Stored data
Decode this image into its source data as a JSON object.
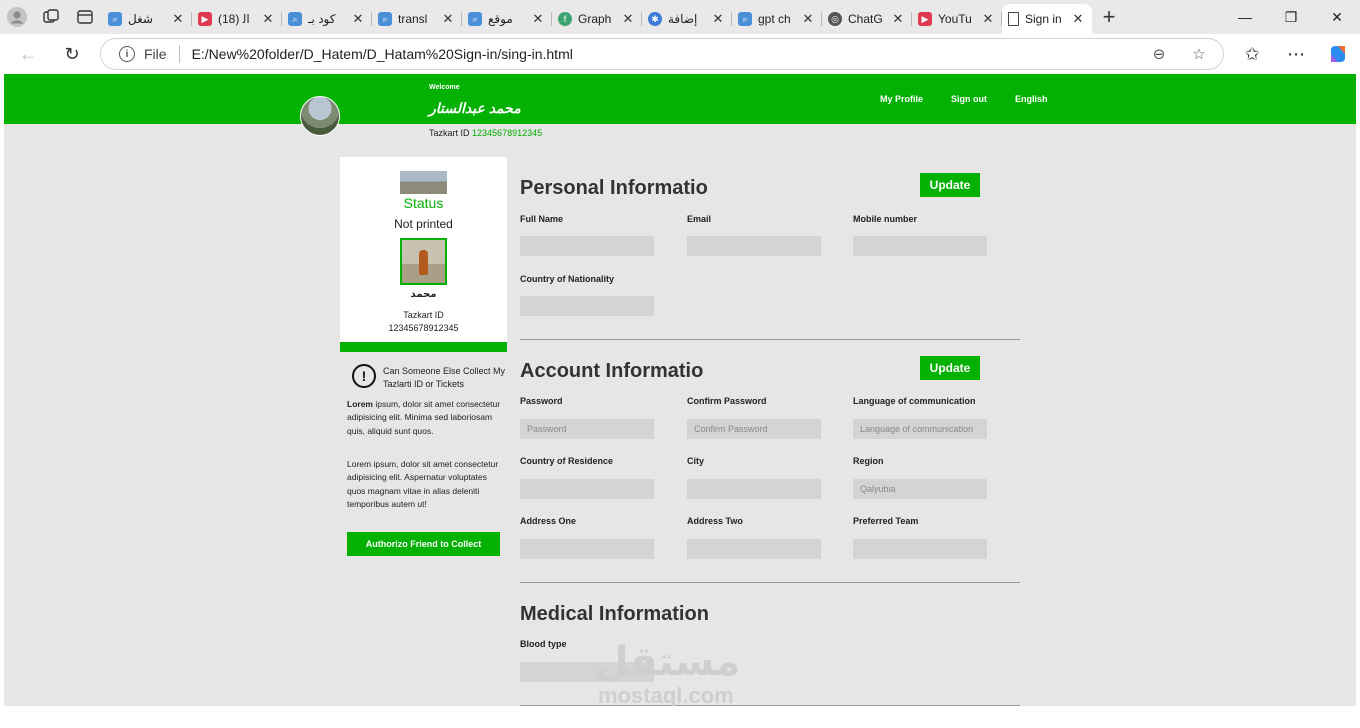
{
  "browser": {
    "tabs": [
      {
        "title": "شغل",
        "fav": "search-icon",
        "color": "#4a90d9"
      },
      {
        "title": "(18) اﻟ",
        "fav": "youtube-icon",
        "color": "#e03a4e"
      },
      {
        "title": "كود بـ",
        "fav": "search-icon",
        "color": "#4a90d9"
      },
      {
        "title": "transl",
        "fav": "search-icon",
        "color": "#4a90d9"
      },
      {
        "title": "موقع",
        "fav": "search-icon",
        "color": "#4a90d9"
      },
      {
        "title": "Graph",
        "fav": "figma-icon",
        "color": "#3fa371"
      },
      {
        "title": "إضافة",
        "fav": "gear-icon",
        "color": "#3c7bd5"
      },
      {
        "title": "gpt ch",
        "fav": "search-icon",
        "color": "#4a90d9"
      },
      {
        "title": "ChatG",
        "fav": "openai-icon",
        "color": "#555555"
      },
      {
        "title": "YouTu",
        "fav": "youtube-icon",
        "color": "#e03a4e"
      },
      {
        "title": "Sign in",
        "fav": "page-icon",
        "color": "#555555"
      }
    ],
    "url_label": "File",
    "url": "E:/New%20folder/D_Hatem/D_Hatam%20Sign-in/sing-in.html"
  },
  "colors": {
    "accent": "#02b102",
    "page_bg": "#e6e6e6"
  },
  "header": {
    "welcome": "Welcome",
    "user_name": "محمد عبدالستار",
    "tazkart_label": "Tazkart ID",
    "tazkart_id": "12345678912345",
    "nav": {
      "profile": "My Profile",
      "signout": "Sign out",
      "language": "English"
    }
  },
  "card": {
    "status_title": "Status",
    "status_value": "Not printed",
    "name": "محمد",
    "tazkart_label": "Tazkart ID",
    "tazkart_id": "12345678912345"
  },
  "sidebar": {
    "alert_icon_text": "!",
    "alert_text": "Can Someone Else Collect My Tazlarti ID or Tickets",
    "para1_bold": "Lorem",
    "para1": " ipsum, dolor sit amet consectetur adipisicing elit. Minima sed laboriosam quis, aliquid sunt quos.",
    "para2": "Lorem ipsum, dolor sit amet consectetur adipisicing elit. Aspernatur voluptates quos magnam vitae in alias deleniti temporibus autem ut!",
    "auth_button": "Authorizo Friend to Collect"
  },
  "personal": {
    "title": "Personal Informatio",
    "update": "Update",
    "full_name": "Full Name",
    "email": "Email",
    "mobile": "Mobile number",
    "country_nat": "Country of Nationality"
  },
  "account": {
    "title": "Account Informatio",
    "update": "Update",
    "password": "Password",
    "password_ph": "Password",
    "confirm": "Confirm Password",
    "confirm_ph": "Confirm Password",
    "lang": "Language of communication",
    "lang_ph": "Language of communication",
    "country_res": "Country of Residence",
    "city": "City",
    "region": "Region",
    "region_ph": "Qalyubia",
    "addr1": "Address One",
    "addr2": "Address Two",
    "team": "Preferred Team"
  },
  "medical": {
    "title": "Medical Information",
    "blood": "Blood type"
  },
  "watermark": {
    "ar": "مستقل",
    "en": "mostaql.com"
  }
}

▶ **The request**: Looking at the records above, tally the lines holding "dolor" and reply with that number only.

▶ **Result of this task**: 2